_Consegna_
Rispondi alle domande seguenti sul testo dedicato all'astrattismo.
(a) Che cosa diventa il segno quando smette di essere un decoro?
(b) In che cosa si trasforma l'esperienza estetica?
(c) In quale assenza risiede la suprema libertà dell'astrattismo?

_Testo citato_
L’astrattismo non è una fuga dalla realtà, ma una sua radicalizzazione che spoglia il mondo dalle forme riconoscibili per toccare la sostanza vibrante dell’essere.
Quando ci troviamo di fronte a un’opera astratta, il rischio di fermarsi alla superficie cromatica è alto, eppure la vera forza di questa corrente risiede nella capacità di trasformare l’immagine in un significante puro.
Il fruitore non è un testimone passivo di macchie o linee, ma diventa il terminale di un flusso comunicativo che utilizza un codice visivo alternativo alla parola e alla figurazione tradizionale.
Il passaggio cruciale avviene quando il segno smette di essere un decoro e diventa una vibrazione capace di risuonare con il vissuto interiore di chi osserva.
Un’opera astratta è significante nel momento in cui riesce a veicolare un’emozione o un concetto attraverso l’equilibrio delle tensioni, la densità della materia o la profondità di un vuoto apparente.
L’autore non descrive un oggetto, ma codifica uno stato d’animo o un’intuizione intellettuale, affidando al ritmo delle pennellate la responsabilità di farsi linguaggio comprensibile oltre i confini del visibile.
In questa dinamica, il codice visivo dell’artista funge da ponte tra l’invisibile e la percezione, richiedendo uno sforzo di ascolto visivo che va oltre la semplice osservazione.
Non si tratta di interpretare cosa l’opera rappresenti, ma di sentire cosa l’opera generi nel presente dell’incontro.
Se una linea spezzata o un grumo di colore riescono a evocare un senso di inquietudine o una tensione spirituale, allora l’astrazione ha compiuto il suo dovere, elevandosi a forma di comunicazione universale e profonda.
L’esperienza estetica si trasforma così in un atto di co-creazione, dove il fruitore abita lo spazio lasciato libero dal figurativo per trovarvi frammenti della propria verità.
Il messaggio non è mai imposto, ma si manifesta come una rivelazione silenziosa che nasce dalla precisione tecnica e poetica del gesto pittorico.
Proprio in questa assenza di riferimenti didascalici risiede la suprema libertà dell’astrattismo, che ci invita a guardare non fuori di noi, ma attraverso di noi, utilizzando l’arte come uno specchio dell’anima.

_Righe riportate_
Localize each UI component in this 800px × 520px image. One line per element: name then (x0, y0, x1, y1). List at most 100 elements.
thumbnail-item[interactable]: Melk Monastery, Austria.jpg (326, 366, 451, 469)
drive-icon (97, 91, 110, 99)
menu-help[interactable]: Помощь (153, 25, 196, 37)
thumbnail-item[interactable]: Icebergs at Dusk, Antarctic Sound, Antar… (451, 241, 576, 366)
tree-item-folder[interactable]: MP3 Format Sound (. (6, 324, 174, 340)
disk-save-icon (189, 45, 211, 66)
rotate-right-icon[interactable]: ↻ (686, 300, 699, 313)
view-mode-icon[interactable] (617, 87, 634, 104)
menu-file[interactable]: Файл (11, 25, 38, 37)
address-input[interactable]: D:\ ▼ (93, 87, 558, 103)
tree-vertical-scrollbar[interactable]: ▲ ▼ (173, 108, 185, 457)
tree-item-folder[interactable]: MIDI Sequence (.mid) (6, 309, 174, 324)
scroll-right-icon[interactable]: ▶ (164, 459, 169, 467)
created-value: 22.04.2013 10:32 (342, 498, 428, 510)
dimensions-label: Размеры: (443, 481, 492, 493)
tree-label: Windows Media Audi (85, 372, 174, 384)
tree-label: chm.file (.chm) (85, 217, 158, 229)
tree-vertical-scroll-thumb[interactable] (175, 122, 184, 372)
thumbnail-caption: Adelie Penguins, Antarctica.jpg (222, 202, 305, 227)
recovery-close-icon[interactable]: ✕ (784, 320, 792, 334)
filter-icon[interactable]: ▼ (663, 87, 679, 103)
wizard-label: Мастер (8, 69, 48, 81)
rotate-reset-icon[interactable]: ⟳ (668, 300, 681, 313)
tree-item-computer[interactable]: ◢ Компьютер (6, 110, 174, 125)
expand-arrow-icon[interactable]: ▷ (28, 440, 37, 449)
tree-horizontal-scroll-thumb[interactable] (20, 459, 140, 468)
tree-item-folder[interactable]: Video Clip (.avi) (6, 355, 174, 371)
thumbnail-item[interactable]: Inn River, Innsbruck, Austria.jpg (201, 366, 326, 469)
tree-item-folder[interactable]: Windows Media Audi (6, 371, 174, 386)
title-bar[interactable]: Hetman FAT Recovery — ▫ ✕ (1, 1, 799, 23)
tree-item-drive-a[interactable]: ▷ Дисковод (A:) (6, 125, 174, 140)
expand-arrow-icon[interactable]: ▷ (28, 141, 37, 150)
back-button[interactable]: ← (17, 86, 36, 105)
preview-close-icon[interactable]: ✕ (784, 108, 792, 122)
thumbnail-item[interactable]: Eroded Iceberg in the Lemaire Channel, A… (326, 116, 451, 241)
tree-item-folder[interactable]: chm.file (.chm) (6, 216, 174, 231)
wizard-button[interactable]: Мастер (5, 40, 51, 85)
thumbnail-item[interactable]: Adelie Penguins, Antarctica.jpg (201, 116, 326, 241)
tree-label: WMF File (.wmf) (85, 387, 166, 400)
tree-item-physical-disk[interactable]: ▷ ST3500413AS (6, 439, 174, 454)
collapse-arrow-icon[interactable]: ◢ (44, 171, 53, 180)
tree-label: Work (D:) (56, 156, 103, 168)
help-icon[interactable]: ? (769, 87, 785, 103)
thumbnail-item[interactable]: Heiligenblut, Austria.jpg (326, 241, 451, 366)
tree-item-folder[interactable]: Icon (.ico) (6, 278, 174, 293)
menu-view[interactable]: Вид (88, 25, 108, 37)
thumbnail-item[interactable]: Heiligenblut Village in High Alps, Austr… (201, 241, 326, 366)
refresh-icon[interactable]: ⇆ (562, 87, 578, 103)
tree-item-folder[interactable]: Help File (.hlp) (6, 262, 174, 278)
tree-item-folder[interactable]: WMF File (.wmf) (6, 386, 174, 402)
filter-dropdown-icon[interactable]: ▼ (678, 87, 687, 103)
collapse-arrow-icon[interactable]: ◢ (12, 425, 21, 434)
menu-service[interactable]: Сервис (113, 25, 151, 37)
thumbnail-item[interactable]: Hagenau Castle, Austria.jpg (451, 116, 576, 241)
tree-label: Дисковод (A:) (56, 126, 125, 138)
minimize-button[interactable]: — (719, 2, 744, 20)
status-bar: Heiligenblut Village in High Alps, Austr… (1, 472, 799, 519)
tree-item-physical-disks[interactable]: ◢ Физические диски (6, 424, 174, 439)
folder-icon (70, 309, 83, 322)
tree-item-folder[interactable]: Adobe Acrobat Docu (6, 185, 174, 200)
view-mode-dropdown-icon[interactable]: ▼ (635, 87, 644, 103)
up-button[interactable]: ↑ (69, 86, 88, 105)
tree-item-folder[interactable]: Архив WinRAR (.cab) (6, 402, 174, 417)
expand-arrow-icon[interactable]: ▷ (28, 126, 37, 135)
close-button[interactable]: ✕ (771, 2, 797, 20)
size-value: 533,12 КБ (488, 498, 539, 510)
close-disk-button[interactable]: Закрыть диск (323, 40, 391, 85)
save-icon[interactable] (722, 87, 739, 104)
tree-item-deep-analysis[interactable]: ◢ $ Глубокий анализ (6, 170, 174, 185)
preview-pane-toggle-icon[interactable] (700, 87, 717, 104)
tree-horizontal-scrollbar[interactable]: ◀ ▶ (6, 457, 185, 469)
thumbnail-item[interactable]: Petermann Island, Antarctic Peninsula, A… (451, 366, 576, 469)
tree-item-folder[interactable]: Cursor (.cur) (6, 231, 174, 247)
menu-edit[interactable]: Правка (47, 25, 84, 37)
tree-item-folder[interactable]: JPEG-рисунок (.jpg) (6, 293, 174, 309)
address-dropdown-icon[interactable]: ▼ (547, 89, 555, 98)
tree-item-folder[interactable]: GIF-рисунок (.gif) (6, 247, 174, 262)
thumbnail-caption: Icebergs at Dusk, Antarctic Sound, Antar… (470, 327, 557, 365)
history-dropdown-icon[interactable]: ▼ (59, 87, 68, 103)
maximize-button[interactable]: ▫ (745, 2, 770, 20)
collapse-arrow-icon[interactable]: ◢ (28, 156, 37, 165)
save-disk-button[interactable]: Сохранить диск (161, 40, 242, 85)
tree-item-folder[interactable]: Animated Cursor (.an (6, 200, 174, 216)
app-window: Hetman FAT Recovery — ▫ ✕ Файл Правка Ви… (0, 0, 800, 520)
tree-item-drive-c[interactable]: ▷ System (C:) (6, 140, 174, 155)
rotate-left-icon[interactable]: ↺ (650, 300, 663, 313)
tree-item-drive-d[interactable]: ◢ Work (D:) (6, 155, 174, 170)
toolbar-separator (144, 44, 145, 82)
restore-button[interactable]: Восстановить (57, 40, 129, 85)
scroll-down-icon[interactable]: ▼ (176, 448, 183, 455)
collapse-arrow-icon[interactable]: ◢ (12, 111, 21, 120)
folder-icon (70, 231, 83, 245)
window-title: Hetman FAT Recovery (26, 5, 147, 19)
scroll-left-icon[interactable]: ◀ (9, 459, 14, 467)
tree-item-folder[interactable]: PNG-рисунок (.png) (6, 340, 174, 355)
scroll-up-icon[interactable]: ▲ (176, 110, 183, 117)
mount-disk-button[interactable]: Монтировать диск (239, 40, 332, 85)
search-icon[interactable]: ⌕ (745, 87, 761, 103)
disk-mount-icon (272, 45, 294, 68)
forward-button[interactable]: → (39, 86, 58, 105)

_Soluzione_
(a) Il segno diventa una vibrazione capace di risuonare con il vissuto interiore di chi osserva.
(b) L'esperienza estetica si trasforma in un atto di co-creazione.
(c) La suprema libertà dell'astrattismo risiede nell'assenza di riferimenti didascalici.